WHAT THE TASK ASKS:
What number of lines contain the word "Irma"? Reply with the number and nothing else.

[Saved entries]

'''

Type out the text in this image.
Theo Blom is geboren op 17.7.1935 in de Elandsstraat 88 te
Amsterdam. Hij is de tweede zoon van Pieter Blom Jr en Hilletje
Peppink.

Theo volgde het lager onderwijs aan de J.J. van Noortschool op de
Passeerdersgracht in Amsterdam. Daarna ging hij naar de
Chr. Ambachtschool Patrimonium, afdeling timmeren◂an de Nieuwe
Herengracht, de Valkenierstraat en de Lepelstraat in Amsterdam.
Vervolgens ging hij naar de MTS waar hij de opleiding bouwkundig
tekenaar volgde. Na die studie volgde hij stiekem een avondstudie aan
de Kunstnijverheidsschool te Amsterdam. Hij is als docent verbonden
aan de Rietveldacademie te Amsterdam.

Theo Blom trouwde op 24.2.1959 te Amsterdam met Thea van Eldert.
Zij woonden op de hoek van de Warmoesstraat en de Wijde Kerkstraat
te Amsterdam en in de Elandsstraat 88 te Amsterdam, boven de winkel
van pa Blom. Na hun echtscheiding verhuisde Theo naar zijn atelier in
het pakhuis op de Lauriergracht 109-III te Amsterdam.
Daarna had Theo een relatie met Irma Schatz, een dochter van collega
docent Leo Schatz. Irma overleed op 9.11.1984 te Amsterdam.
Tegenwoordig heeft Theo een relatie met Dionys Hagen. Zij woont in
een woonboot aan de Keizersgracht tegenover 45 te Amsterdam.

'''

ANSWER TO THE TASK:
2